* Data listing:
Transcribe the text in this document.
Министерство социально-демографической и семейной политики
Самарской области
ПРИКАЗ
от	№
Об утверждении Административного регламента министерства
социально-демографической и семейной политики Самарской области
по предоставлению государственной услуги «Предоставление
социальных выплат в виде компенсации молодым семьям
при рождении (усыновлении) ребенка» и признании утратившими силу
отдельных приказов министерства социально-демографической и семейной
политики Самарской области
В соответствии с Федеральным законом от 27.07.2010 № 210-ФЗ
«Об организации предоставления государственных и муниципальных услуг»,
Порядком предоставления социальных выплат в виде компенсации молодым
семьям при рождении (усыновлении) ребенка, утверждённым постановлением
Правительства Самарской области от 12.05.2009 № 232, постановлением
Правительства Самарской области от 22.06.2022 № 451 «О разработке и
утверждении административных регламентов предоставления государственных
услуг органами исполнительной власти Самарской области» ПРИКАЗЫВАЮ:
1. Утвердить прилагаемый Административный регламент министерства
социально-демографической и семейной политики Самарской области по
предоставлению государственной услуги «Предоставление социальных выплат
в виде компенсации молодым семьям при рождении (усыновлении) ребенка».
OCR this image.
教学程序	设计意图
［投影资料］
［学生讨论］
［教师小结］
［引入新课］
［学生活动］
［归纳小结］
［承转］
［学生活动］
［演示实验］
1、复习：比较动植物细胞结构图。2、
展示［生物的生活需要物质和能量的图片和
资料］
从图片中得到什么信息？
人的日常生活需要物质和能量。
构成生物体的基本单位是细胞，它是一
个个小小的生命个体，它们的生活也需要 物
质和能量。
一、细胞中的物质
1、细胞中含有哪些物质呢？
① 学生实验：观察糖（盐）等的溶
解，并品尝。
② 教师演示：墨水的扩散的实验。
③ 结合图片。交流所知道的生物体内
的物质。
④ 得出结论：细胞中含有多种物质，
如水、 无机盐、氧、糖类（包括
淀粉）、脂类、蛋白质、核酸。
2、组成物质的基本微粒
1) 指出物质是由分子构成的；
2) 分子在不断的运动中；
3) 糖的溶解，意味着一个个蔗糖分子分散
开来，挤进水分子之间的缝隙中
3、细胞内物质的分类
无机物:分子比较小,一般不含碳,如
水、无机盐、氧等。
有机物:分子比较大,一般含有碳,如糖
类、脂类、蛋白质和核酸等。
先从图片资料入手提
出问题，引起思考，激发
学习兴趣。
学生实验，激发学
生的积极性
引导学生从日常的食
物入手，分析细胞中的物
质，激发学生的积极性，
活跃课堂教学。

* Exercise task: Locate the lines above that hold the word "Предоставление". Show every one of them.

* Exercise answer:
по предоставлению государственной услуги «Предоставление
предоставлению государственной услуги «Предоставление социальных выплат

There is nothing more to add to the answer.